Show every line containing "What" by copying it.

» **Stored records**
______

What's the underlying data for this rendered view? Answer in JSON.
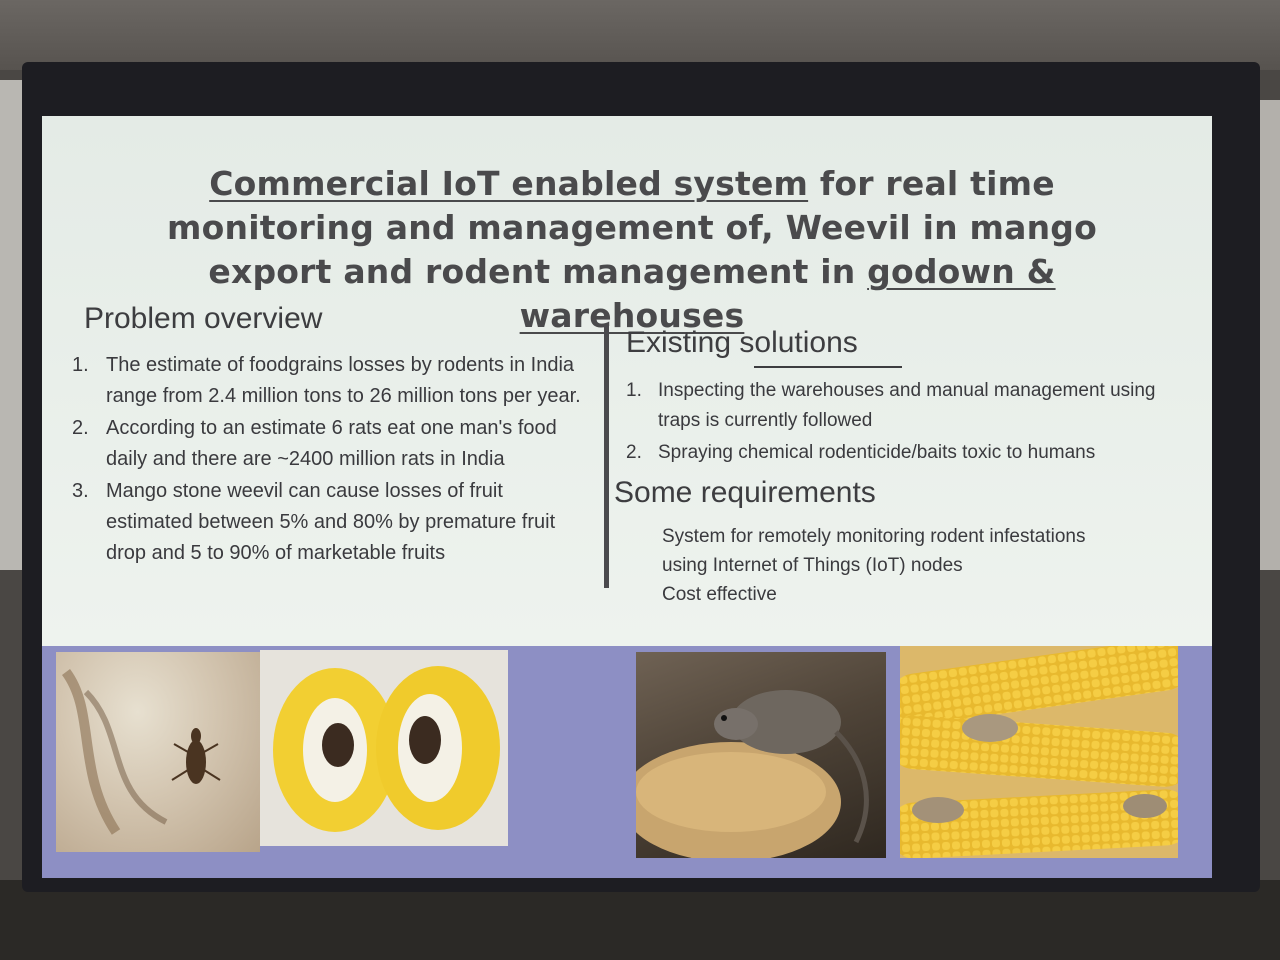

______

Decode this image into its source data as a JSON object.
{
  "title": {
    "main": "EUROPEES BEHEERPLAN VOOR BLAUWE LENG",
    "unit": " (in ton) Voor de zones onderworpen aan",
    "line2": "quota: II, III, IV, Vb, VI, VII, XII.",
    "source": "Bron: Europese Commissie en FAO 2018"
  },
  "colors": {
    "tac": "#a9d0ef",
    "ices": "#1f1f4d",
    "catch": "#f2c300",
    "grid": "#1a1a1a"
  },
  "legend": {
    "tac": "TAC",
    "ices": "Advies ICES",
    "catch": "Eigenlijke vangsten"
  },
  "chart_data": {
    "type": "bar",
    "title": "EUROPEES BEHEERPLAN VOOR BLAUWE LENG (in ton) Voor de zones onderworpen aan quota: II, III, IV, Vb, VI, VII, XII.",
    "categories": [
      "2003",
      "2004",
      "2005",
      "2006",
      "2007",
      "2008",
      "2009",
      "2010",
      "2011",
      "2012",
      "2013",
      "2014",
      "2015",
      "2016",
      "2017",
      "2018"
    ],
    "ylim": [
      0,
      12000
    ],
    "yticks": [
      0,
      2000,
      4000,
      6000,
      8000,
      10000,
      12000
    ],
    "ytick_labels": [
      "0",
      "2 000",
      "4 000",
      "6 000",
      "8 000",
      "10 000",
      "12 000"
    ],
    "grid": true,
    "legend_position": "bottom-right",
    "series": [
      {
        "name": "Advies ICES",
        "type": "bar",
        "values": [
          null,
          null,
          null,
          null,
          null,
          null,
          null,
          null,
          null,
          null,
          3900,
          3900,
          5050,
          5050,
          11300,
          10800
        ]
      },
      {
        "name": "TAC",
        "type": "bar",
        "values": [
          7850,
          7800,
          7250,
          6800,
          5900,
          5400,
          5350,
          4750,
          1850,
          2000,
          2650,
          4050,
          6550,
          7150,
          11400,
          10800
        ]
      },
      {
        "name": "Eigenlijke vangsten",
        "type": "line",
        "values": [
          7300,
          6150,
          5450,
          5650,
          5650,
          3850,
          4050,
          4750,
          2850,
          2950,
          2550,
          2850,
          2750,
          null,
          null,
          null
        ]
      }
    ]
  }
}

______

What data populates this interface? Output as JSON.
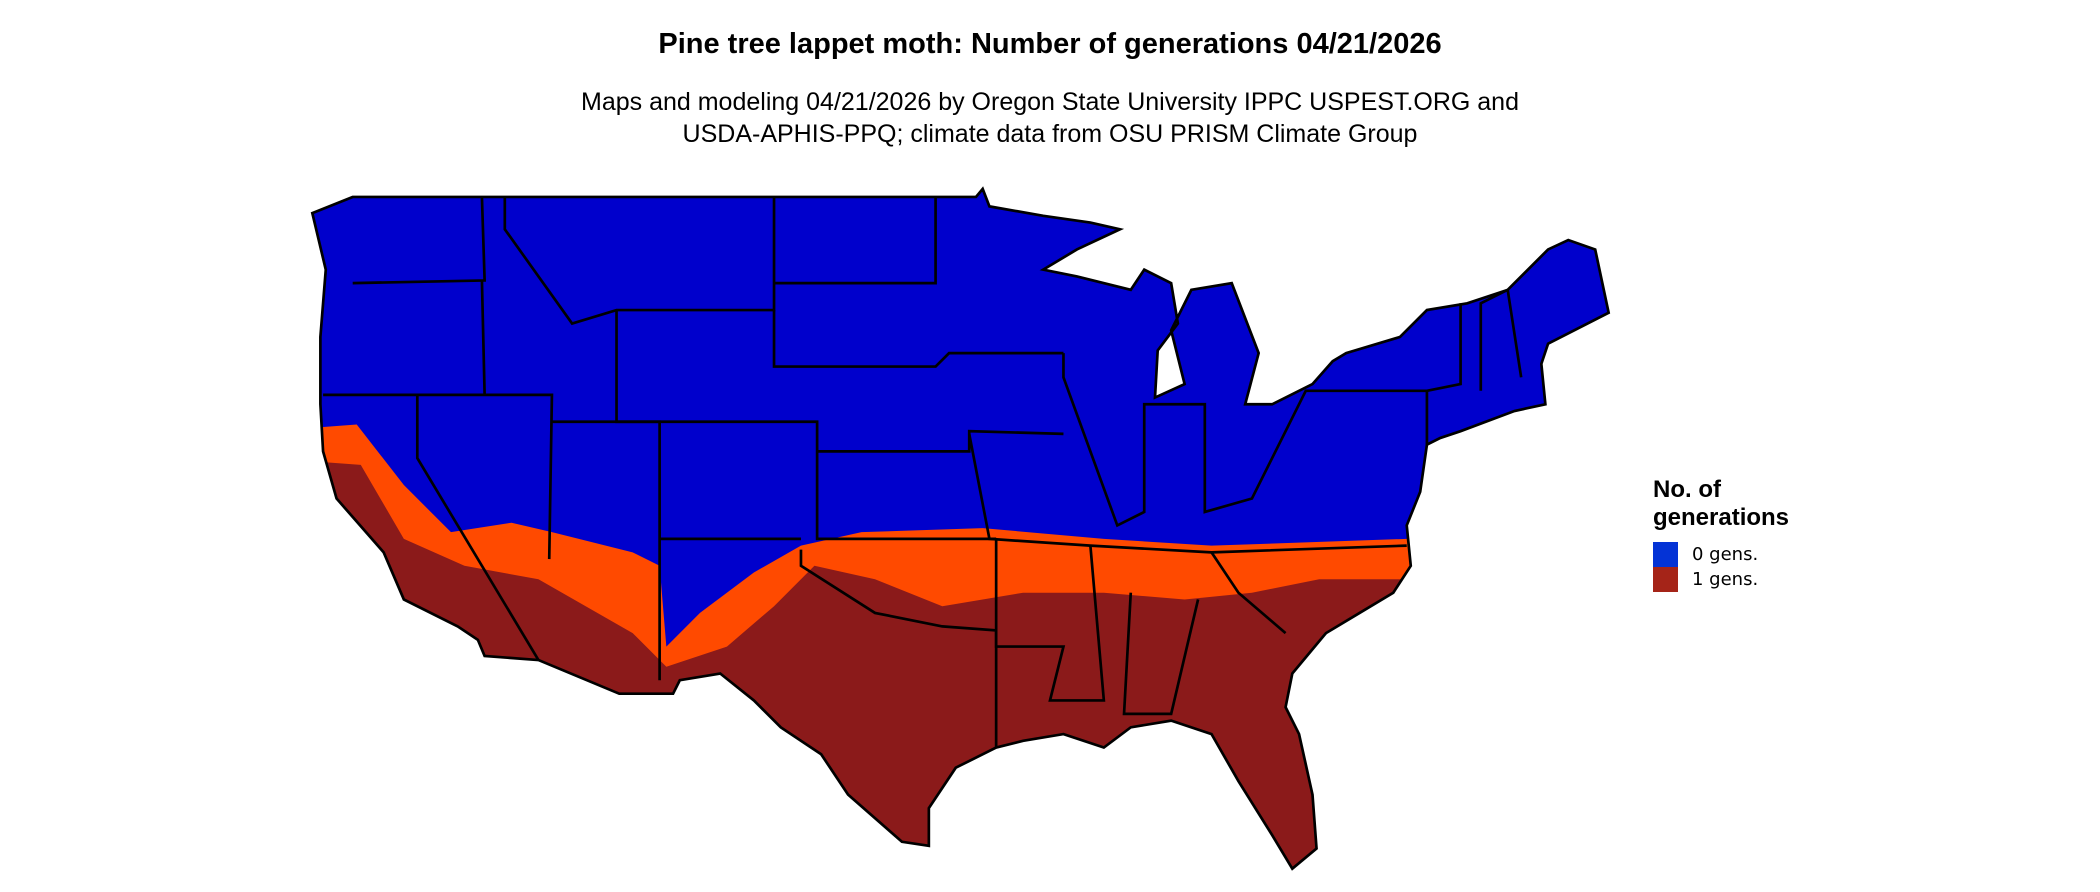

______

» **Response to the exercise**
What's the underlying data for this rendered view? Answer in JSON.
What data populates this interface? Output as JSON.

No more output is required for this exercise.